→ **SHORT PROBLEM**
Exclude the pictures, then repeat the remaining data exactly.

→ **MATERIAL SHOWN**
########
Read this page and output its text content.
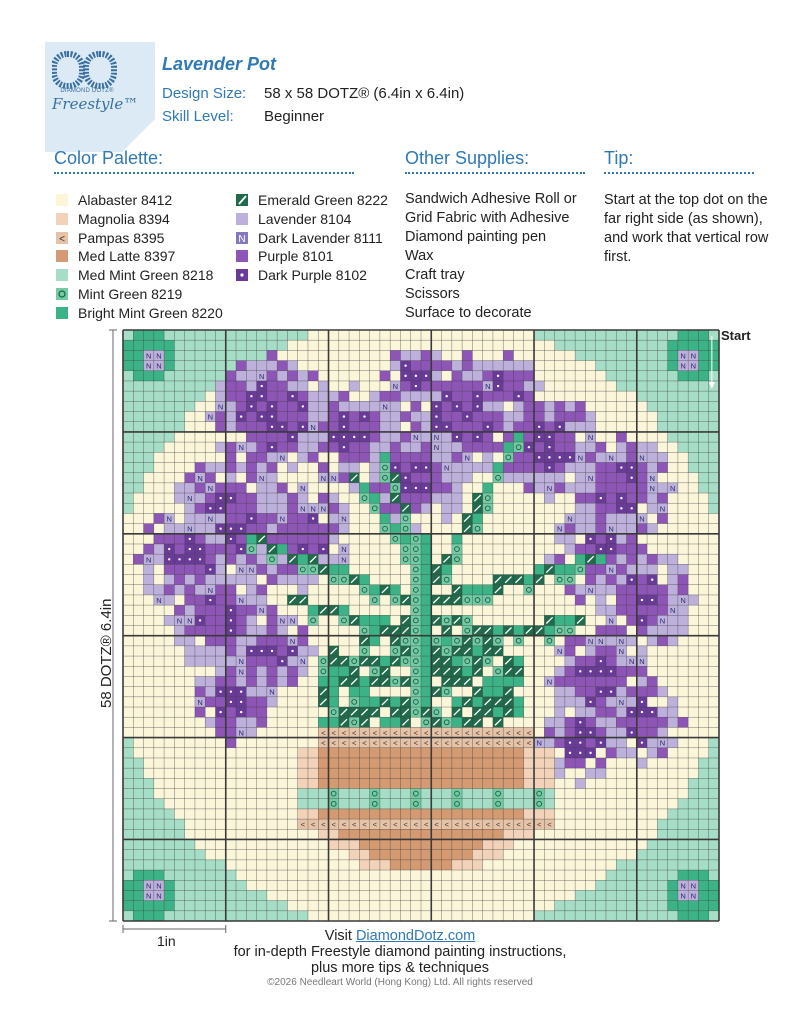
DIAMOND DOTZ®
Freestyle™
Lavender Pot
Design Size: 58 x 58 DOTZ® (6.4in x 6.4in)
Skill Level: Beginner
Color Palette:	Other Supplies:	Tip:
Alabaster 8412
Magnolia 8394
< Pampas 8395
Med Latte 8397
Med Mint Green 8218
Mint Green 8219
Bright Mint Green 8220
Emerald Green 8222
Lavender 8104
N Dark Lavender 8111
Purple 8101
Dark Purple 8102
Sandwich Adhesive Roll or
Grid Fabric with Adhesive
Diamond painting pen
Wax
Craft tray
Scissors
Surface to decorate
Start at the top dot on the far right side (as shown), and work that vertical row first.
N N	N N
N N	N N
N
N	N
N	N
N
N
N N	N
N	N
N	N	N	N	N
N
N	N	N N	N	N
N	N	N	N N
N
N N N	N
N	N	N	N	N	N
N	N	N
N
N	N
N N	N
N	N
N	N	N
N	N
N N	N N	N	N
N	N N N
N	N
N	N	N N
N
N
N
N	N
N	< < < < < < < < < < < < < < < < < < < < <
< < < < < < < < < < < < < < < < < < < < < N	N
< < < < < < < < < < < < < < < < < < < < < < < < <
N N	N N
N N	N N
Start
58 DOTZ® 6.4in
1in	Visit DiamondDotz.com
for in-depth Freestyle diamond painting instructions,
plus more tips & techniques
©2026 Needleart World (Hong Kong) Ltd. All rights reserved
########
→ **WRITTEN SOLUTION**
Read this page and output its text content.
DIAMOND DOTZ®
Freestyle™
Lavender Pot
Design Size: 58 x 58 DOTZ® (6.4in x 6.4in)
Skill Level: Beginner
Color Palette:	Other Supplies:	Tip:
Alabaster 8412
Magnolia 8394
< Pampas 8395
Med Latte 8397
Med Mint Green 8218
Mint Green 8219
Bright Mint Green 8220
Emerald Green 8222
Lavender 8104
N Dark Lavender 8111
Purple 8101
Dark Purple 8102
Sandwich Adhesive Roll or
Grid Fabric with Adhesive
Diamond painting pen
Wax
Craft tray
Scissors
Surface to decorate
Start at the top dot on the far right side (as shown), and work that vertical row first.
N N	N N
N N	N N
N
N	N
N	N
N
N
N N	N
N	N
N	N	N	N	N
N
N	N	N N	N	N
N	N	N	N N
N
N N N	N
N	N	N	N	N	N
N	N	N
N
N	N
N N	N
N	N
N	N	N
N	N
N N	N N	N	N
N	N N N
N	N
N	N	N N
N
N
N
N	N
N	< < < < < < < < < < < < < < < < < < < < <
< < < < < < < < < < < < < < < < < < < < < N	N
< < < < < < < < < < < < < < < < < < < < < < < < <
N N	N N
N N	N N
Start
58 DOTZ® 6.4in
1in	Visit DiamondDotz.com
for in-depth Freestyle diamond painting instructions,
plus more tips & techniques
©2026 Needleart World (Hong Kong) Ltd. All rights reserved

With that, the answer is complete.